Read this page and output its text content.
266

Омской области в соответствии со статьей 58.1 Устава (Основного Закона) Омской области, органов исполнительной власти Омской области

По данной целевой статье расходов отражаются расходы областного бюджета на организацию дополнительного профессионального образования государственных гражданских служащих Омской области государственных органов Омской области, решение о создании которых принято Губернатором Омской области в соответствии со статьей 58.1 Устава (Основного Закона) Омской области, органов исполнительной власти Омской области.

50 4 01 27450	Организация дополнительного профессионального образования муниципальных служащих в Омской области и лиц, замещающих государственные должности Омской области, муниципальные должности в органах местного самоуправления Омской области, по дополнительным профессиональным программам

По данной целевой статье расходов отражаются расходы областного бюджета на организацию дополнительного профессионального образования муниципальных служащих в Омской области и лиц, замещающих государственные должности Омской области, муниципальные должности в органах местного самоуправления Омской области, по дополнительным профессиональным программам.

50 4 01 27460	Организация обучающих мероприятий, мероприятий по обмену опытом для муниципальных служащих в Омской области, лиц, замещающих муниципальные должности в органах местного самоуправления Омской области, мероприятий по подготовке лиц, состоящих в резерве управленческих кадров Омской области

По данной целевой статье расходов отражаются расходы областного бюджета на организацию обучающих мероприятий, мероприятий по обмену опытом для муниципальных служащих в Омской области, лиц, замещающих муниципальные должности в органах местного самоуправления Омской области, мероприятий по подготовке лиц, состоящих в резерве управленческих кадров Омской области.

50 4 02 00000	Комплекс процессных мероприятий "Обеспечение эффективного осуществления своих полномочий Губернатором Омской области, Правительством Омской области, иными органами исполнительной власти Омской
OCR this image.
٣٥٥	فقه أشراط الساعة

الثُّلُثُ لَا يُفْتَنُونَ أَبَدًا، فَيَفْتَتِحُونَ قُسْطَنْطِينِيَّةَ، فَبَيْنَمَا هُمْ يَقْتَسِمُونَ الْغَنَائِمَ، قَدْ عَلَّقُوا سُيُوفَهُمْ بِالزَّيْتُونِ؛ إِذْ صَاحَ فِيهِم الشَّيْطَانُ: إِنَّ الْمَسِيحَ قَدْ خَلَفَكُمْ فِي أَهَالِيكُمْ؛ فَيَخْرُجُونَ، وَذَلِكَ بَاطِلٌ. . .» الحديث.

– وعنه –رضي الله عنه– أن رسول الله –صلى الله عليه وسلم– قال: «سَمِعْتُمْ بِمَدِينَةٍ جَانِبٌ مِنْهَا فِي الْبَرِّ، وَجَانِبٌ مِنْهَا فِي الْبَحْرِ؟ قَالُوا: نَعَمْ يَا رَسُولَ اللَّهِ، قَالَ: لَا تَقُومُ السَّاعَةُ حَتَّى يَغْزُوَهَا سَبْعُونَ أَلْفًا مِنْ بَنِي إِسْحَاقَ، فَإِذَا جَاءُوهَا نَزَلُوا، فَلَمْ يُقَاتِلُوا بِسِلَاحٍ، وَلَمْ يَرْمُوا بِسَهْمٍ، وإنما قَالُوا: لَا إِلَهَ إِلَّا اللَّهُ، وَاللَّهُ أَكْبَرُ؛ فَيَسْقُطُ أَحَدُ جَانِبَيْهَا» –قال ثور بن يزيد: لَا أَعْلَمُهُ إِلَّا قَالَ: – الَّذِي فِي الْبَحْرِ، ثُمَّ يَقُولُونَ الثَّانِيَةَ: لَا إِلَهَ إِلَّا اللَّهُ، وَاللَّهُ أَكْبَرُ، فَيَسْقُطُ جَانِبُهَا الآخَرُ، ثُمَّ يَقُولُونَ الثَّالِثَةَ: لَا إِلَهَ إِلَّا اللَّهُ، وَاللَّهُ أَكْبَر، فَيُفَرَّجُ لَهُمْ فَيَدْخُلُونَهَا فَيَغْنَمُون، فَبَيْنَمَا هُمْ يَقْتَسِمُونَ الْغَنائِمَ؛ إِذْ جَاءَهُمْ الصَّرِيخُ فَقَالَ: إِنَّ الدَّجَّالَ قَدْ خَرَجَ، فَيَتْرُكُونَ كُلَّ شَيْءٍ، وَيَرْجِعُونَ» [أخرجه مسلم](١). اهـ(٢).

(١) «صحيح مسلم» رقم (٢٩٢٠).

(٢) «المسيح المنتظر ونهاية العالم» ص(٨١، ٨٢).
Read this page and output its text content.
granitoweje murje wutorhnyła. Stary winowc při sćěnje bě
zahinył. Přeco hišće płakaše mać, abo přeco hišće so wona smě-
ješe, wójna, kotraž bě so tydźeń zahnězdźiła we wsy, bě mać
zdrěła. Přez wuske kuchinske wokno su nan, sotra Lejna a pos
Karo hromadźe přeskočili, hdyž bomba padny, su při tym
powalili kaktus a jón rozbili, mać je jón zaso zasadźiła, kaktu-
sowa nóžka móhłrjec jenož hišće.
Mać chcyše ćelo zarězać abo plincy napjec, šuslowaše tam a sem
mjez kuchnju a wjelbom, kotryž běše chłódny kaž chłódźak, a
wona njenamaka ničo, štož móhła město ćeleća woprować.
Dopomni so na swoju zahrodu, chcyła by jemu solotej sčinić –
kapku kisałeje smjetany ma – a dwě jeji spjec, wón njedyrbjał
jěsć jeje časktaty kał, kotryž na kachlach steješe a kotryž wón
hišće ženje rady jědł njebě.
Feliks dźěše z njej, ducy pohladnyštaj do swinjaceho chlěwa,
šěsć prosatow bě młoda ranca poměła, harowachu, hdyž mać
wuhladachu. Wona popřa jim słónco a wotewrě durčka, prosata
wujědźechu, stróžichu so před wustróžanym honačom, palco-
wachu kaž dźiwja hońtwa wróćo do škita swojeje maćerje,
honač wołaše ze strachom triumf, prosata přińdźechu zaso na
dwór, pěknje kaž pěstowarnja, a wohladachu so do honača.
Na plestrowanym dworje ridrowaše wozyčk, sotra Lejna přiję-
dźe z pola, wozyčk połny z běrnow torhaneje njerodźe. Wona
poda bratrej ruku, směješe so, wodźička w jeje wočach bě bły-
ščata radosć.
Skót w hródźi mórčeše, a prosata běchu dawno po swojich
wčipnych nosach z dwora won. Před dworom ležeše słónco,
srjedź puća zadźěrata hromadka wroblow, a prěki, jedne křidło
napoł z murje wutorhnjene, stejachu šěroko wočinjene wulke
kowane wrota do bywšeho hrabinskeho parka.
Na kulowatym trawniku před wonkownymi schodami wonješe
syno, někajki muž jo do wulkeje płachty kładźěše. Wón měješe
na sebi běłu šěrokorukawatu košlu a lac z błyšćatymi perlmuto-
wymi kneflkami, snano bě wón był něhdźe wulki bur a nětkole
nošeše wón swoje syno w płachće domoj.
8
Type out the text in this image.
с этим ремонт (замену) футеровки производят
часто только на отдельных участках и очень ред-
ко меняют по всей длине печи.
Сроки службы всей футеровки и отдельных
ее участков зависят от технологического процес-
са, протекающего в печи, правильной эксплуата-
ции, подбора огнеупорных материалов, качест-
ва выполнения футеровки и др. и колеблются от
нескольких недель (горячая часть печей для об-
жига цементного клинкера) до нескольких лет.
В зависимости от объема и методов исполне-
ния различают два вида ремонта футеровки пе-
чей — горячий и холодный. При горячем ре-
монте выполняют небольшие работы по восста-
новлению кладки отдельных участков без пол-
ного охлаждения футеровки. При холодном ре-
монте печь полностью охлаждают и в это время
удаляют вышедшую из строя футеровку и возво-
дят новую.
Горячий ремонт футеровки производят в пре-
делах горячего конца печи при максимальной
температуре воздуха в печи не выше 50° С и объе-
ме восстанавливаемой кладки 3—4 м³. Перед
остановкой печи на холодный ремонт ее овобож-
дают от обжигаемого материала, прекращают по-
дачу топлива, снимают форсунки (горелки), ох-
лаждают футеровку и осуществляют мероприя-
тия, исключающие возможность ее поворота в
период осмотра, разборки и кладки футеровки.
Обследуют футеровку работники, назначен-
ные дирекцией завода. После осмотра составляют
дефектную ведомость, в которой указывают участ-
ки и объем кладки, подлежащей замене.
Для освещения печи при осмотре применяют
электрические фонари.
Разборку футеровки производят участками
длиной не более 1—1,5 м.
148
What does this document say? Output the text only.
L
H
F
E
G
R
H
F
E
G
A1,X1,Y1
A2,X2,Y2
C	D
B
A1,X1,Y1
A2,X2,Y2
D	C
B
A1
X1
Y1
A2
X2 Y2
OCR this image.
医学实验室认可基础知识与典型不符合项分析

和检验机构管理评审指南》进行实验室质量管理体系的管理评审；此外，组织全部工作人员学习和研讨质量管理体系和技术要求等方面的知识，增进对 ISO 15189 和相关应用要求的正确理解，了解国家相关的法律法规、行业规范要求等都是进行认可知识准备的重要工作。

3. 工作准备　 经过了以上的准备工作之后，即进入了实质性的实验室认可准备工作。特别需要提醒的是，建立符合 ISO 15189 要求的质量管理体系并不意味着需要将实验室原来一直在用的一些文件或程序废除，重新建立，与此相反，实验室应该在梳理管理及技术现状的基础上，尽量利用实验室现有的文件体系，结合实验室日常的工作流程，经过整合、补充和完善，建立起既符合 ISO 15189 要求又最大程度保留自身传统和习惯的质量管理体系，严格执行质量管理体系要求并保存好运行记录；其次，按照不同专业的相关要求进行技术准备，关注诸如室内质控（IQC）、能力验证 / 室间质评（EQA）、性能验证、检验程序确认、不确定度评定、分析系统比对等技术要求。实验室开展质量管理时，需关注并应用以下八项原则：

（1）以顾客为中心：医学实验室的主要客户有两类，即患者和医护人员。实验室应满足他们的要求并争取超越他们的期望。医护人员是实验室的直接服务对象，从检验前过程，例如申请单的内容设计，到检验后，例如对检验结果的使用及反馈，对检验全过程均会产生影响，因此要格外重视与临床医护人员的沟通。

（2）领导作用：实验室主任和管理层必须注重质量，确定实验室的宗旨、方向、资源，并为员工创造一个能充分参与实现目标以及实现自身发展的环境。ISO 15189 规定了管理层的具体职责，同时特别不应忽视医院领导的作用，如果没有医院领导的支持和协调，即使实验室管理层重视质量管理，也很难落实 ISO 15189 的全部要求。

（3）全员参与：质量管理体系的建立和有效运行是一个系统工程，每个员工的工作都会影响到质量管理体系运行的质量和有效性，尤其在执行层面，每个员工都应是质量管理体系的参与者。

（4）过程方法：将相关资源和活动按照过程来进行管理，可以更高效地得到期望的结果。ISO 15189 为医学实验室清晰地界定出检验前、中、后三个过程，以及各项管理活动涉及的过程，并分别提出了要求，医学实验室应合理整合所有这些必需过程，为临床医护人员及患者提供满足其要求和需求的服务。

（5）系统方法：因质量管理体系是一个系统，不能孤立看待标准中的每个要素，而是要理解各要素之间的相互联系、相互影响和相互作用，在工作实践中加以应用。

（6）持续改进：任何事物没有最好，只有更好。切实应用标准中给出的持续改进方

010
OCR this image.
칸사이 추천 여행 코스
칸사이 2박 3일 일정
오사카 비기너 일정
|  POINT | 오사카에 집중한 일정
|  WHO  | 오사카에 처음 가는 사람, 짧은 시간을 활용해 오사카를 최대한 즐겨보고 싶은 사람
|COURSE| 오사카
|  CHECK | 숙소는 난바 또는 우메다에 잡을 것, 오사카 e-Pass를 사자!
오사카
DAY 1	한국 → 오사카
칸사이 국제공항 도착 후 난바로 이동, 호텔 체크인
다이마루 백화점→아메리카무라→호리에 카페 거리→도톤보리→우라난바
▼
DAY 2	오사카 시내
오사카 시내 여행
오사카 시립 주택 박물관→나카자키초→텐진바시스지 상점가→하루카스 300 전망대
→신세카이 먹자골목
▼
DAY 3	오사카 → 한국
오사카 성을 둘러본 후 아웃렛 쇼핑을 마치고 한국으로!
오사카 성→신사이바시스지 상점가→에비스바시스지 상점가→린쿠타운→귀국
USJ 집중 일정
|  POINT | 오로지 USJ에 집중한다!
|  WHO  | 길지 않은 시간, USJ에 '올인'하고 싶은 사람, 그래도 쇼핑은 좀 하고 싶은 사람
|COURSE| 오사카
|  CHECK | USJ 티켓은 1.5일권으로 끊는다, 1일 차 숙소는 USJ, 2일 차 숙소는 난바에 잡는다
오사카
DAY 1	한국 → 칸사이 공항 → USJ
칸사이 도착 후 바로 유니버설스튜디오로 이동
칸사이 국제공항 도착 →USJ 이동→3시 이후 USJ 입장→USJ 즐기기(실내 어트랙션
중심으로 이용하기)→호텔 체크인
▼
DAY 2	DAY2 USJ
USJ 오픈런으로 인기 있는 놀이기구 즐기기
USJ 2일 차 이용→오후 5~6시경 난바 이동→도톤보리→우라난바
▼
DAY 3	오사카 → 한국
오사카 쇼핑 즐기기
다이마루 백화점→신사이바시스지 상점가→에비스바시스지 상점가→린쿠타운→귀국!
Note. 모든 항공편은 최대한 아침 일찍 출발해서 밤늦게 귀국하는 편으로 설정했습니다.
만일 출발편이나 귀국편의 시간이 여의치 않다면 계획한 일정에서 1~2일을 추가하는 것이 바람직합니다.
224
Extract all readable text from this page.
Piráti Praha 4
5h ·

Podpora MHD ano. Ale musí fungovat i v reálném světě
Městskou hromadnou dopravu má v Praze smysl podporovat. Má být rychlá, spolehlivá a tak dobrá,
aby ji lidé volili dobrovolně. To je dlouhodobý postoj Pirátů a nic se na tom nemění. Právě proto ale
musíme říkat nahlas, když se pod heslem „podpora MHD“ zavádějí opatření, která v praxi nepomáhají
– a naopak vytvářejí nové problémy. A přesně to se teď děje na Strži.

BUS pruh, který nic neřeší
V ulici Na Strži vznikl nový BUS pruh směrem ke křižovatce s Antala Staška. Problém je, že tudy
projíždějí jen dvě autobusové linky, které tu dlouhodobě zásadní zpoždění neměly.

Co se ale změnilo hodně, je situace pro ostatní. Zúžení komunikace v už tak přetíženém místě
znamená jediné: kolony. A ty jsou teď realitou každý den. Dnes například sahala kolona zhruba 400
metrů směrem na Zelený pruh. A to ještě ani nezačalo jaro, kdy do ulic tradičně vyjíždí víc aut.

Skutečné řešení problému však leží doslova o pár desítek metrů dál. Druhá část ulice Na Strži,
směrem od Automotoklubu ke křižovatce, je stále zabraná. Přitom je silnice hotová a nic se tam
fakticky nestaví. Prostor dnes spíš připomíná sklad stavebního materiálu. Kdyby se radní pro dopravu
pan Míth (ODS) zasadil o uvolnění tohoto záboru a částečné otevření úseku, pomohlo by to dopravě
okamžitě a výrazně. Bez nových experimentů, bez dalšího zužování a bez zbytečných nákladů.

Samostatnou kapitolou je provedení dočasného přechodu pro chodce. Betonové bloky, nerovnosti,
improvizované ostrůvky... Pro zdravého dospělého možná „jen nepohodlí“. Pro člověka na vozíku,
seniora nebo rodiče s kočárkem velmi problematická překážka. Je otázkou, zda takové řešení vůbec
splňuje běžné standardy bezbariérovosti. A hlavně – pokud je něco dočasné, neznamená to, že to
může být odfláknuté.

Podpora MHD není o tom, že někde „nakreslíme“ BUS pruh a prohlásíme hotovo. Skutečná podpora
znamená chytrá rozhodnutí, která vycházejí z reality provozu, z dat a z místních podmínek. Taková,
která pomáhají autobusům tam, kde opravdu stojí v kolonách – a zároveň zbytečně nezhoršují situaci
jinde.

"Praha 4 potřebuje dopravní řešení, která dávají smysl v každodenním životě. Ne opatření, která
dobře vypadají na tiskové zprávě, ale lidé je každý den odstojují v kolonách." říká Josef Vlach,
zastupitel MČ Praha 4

○ ○ ○ ○

§ **Required task**:
From the data above, show each line that contains "린쿠타운".

§ **Expected answer**:
오사카 성→신사이바시스지 상점가→에비스바시스지 상점가→린쿠타운→귀국
다이마루 백화점→신사이바시스지 상점가→에비스바시스지 상점가→린쿠타운→귀국!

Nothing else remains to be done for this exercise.